==== Data section ====
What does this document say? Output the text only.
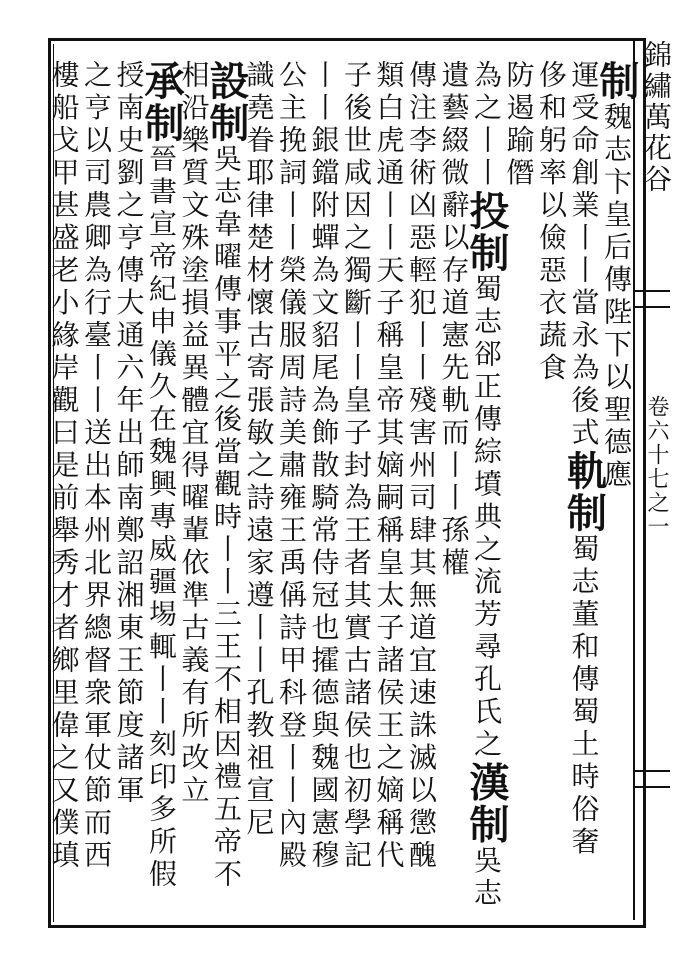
錦繡萬花谷
卷六十七之一
制魏志卞皇后傳陛下以聖德應
運受命創業丨丨當永為後式軌制蜀志董和傳蜀土時俗奢
侈和躬率以儉惡衣蔬食
防遏踰僭
為之丨丨投制蜀志郤正傳綜墳典之流芳尋孔氏之漢制吳志
遺藝綴微辭以存道憲先軌而丨丨孫權
傳注李術凶惡輕犯丨丨殘害州司肆其無道宜速誅滅以懲醜
類白虎通丨丨天子稱皇帝其嫡嗣稱皇太子諸侯王之嫡稱代
子後世咸因之獨斷丨丨皇子封為王者其實古諸侯也初學記
丨丨銀鐺附蟬為文貂尾為飾散騎常侍冠也攉德與魏國憲穆
公主挽詞丨丨榮儀服周詩美肅雍王禹偁詩甲科登丨丨內殿
識堯眷耶律楚材懷古寄張敏之詩遠家遵丨丨孔教祖宣尼
設制吳志韋曜傳事平之後當觀時丨丨三王不相因禮五帝不
相沿樂質文殊塗損益異體宜得曜輩依準古義有所改立
承制晉書宣帝紀申儀久在魏興專威疆埸輒丨丨刻印多所假
授南史劉之亨傳大通六年出師南鄭詔湘東王節度諸軍
之亨以司農卿為行臺丨丨送出本州北界總督衆軍仗節而西
樓船戈甲甚盛老小緣岸觀曰是前舉秀才者鄉里偉之又僕瑱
====
Exercise objective
Reproduce the full listing above verbatim, with no pictures included.

Solution
What does this document say? Output the text only.
錦繡萬花谷
卷六十七之一
制魏志卞皇后傳陛下以聖德應
運受命創業丨丨當永為後式軌制蜀志董和傳蜀土時俗奢
侈和躬率以儉惡衣蔬食
防遏踰僭
為之丨丨投制蜀志郤正傳綜墳典之流芳尋孔氏之漢制吳志
遺藝綴微辭以存道憲先軌而丨丨孫權
傳注李術凶惡輕犯丨丨殘害州司肆其無道宜速誅滅以懲醜
類白虎通丨丨天子稱皇帝其嫡嗣稱皇太子諸侯王之嫡稱代
子後世咸因之獨斷丨丨皇子封為王者其實古諸侯也初學記
丨丨銀鐺附蟬為文貂尾為飾散騎常侍冠也攉德與魏國憲穆
公主挽詞丨丨榮儀服周詩美肅雍王禹偁詩甲科登丨丨內殿
識堯眷耶律楚材懷古寄張敏之詩遠家遵丨丨孔教祖宣尼
設制吳志韋曜傳事平之後當觀時丨丨三王不相因禮五帝不
相沿樂質文殊塗損益異體宜得曜輩依準古義有所改立
承制晉書宣帝紀申儀久在魏興專威疆埸輒丨丨刻印多所假
授南史劉之亨傳大通六年出師南鄭詔湘東王節度諸軍
之亨以司農卿為行臺丨丨送出本州北界總督衆軍仗節而西
樓船戈甲甚盛老小緣岸觀曰是前舉秀才者鄉里偉之又僕瑱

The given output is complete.